* _What you should do_:
Show, in full, each line of the data that contains "this".

* _Stored rows_:
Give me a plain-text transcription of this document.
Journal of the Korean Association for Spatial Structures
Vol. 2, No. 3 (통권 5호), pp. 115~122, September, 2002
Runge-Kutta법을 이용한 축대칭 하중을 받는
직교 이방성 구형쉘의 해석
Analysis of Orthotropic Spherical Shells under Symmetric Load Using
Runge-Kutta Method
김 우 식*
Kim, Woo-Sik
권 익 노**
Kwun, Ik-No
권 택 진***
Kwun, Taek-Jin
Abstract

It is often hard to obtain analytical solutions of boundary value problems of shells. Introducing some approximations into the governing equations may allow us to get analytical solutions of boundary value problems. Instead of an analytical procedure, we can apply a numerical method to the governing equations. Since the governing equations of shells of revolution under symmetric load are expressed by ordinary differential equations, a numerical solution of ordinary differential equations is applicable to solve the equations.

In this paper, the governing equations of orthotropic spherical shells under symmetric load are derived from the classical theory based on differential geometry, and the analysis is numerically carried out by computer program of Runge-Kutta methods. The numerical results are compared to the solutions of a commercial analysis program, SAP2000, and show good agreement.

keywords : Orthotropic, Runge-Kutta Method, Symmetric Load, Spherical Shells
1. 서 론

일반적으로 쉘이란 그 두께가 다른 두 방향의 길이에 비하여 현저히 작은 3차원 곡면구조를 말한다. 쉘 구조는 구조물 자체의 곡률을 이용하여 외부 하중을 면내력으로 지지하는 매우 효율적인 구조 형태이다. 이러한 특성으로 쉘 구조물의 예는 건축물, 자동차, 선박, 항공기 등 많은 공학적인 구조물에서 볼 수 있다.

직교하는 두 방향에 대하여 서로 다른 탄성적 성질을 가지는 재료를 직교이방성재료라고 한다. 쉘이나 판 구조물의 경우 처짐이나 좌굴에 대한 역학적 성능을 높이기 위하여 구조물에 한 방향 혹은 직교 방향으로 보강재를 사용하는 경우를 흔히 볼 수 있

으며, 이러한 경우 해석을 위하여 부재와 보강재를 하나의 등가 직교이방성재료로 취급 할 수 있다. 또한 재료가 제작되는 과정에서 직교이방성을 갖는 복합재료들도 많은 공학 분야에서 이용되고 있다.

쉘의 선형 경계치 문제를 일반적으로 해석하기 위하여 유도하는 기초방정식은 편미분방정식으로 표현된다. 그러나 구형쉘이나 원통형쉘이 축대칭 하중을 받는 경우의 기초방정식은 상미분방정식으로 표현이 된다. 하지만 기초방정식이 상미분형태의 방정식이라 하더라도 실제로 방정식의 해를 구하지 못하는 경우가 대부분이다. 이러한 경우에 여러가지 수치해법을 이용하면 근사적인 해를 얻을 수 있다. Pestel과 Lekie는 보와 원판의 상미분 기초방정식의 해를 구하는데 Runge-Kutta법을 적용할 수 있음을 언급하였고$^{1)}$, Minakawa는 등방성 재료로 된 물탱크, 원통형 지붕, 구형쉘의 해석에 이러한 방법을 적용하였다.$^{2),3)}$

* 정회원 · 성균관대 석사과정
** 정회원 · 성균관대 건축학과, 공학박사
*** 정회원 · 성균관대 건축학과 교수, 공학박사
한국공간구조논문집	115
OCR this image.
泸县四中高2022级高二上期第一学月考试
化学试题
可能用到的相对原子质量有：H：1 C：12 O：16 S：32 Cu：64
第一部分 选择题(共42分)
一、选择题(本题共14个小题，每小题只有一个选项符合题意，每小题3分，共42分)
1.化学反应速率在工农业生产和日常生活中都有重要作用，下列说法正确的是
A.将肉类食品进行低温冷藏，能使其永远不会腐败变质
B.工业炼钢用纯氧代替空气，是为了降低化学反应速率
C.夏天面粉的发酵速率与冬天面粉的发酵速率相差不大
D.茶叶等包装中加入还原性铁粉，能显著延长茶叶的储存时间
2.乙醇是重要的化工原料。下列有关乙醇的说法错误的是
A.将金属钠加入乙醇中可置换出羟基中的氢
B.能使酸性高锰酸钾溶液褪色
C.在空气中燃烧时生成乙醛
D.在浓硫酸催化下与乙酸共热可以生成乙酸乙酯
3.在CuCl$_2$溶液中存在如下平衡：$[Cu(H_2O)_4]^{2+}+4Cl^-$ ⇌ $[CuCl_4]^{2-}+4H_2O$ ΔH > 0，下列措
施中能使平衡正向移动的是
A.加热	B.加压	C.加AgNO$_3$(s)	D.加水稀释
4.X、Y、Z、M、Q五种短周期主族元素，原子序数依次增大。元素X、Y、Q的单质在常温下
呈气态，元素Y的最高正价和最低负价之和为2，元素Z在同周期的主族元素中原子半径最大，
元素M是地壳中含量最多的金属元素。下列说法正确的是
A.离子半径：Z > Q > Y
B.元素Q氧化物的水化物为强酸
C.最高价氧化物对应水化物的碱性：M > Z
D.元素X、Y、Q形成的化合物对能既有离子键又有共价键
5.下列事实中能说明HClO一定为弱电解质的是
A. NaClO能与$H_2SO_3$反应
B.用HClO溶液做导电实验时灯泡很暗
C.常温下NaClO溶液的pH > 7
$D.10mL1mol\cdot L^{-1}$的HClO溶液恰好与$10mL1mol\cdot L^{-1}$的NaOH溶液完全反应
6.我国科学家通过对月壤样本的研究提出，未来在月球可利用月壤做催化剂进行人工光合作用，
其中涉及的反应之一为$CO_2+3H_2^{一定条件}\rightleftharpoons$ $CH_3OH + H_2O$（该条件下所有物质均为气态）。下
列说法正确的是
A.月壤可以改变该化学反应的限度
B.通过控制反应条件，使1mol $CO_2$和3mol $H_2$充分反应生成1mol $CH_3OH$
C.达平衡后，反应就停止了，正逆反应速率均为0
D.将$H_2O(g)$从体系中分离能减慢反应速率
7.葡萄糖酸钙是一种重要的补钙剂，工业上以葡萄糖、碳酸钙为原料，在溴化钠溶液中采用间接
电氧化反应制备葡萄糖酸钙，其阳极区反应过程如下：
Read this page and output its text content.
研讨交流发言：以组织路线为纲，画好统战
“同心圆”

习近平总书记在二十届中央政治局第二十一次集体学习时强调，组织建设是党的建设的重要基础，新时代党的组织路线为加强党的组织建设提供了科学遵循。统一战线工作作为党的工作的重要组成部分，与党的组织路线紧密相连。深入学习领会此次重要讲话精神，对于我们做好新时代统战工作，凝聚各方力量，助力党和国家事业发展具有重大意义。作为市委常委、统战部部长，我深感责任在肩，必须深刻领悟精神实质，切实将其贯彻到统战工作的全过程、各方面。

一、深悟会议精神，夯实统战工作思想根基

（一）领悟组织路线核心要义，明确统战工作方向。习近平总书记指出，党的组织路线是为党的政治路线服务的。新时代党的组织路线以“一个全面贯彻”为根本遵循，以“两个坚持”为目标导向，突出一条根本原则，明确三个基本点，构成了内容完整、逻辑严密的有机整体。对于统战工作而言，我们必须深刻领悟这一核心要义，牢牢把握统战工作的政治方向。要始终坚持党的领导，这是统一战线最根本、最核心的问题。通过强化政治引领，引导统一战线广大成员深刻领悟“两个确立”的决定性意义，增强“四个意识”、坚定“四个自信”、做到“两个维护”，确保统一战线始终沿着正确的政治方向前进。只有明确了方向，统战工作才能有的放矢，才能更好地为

* _The reply_:
Give me a plain-text transcription of this document.
In this paper, the governing equations of orthotropic spherical shells under symmetric load are derived from the classical theory based on differential geometry, and the analysis is numerically carried out by computer program of Runge-Kutta methods. The numerical results are compared to the solutions of a commercial analysis program, SAP2000, and show good agreement.
OCR this image.
Read this page and output its text content.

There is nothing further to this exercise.